::: GIVEN DATA :::

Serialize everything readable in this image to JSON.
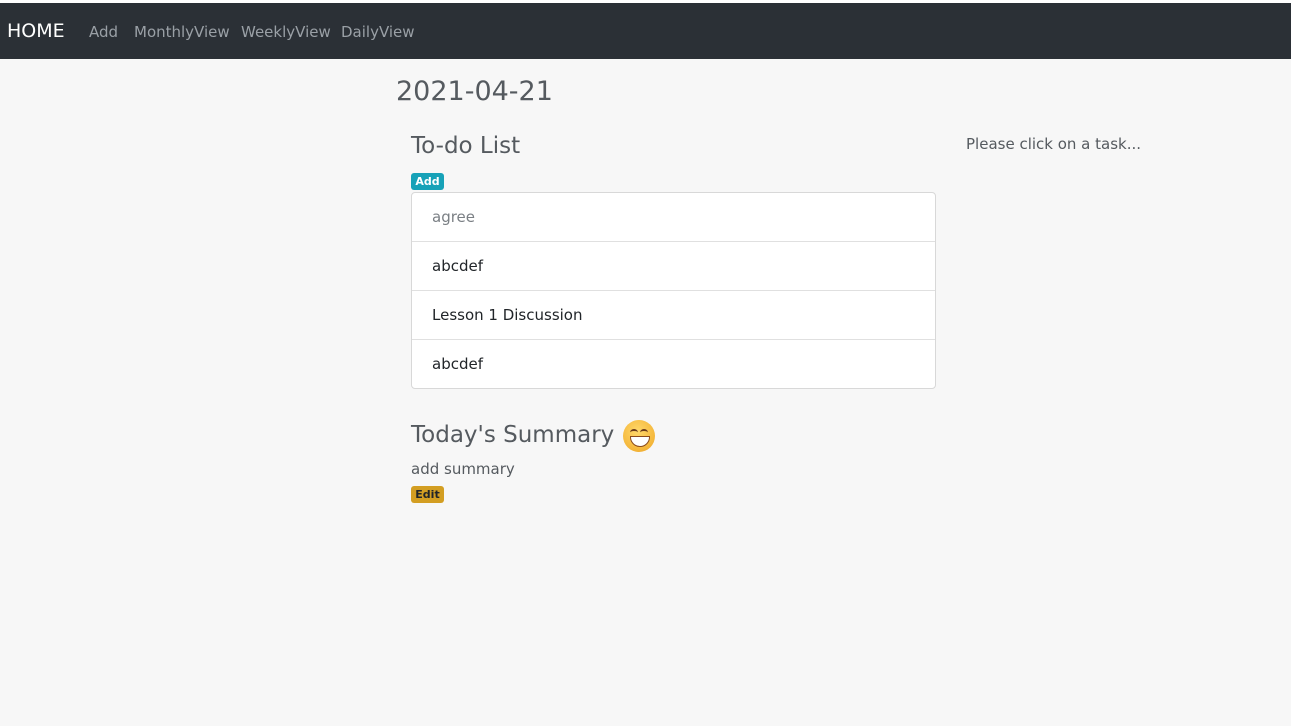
{
  "navbar": {
    "brand": "HOME",
    "links": [
      "Add",
      "MonthlyView",
      "WeeklyView",
      "DailyView"
    ]
  },
  "page": {
    "date": "2021-04-21"
  },
  "todo": {
    "title": "To-do List",
    "add_label": "Add",
    "items": [
      {
        "text": "agree",
        "done": true
      },
      {
        "text": "abcdef",
        "done": false
      },
      {
        "text": "Lesson 1 Discussion",
        "done": false
      },
      {
        "text": "abcdef",
        "done": false
      }
    ]
  },
  "summary": {
    "title": "Today's Summary",
    "mood_icon": "grinning-face-icon",
    "text": "add summary",
    "edit_label": "Edit"
  },
  "detail": {
    "hint": "Please click on a task..."
  },
  "colors": {
    "navbar_bg": "#2b3036",
    "add_badge": "#17a2b8",
    "edit_badge": "#d39e22",
    "page_bg": "#f7f7f7"
  }
}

:::

■ WHAT TO WORK ON: Every line of the data above should be quoted exactly. Omit the pictures.

■ OUTPUT OF THE EXERCISE:
Serialize everything readable in this image to JSON.
{
  "navbar": {
    "brand": "HOME",
    "links": [
      "Add",
      "MonthlyView",
      "WeeklyView",
      "DailyView"
    ]
  },
  "page": {
    "date": "2021-04-21"
  },
  "todo": {
    "title": "To-do List",
    "add_label": "Add",
    "items": [
      {
        "text": "agree",
        "done": true
      },
      {
        "text": "abcdef",
        "done": false
      },
      {
        "text": "Lesson 1 Discussion",
        "done": false
      },
      {
        "text": "abcdef",
        "done": false
      }
    ]
  },
  "summary": {
    "title": "Today's Summary",
    "mood_icon": "grinning-face-icon",
    "text": "add summary",
    "edit_label": "Edit"
  },
  "detail": {
    "hint": "Please click on a task..."
  },
  "colors": {
    "navbar_bg": "#2b3036",
    "add_badge": "#17a2b8",
    "edit_badge": "#d39e22",
    "page_bg": "#f7f7f7"
  }
}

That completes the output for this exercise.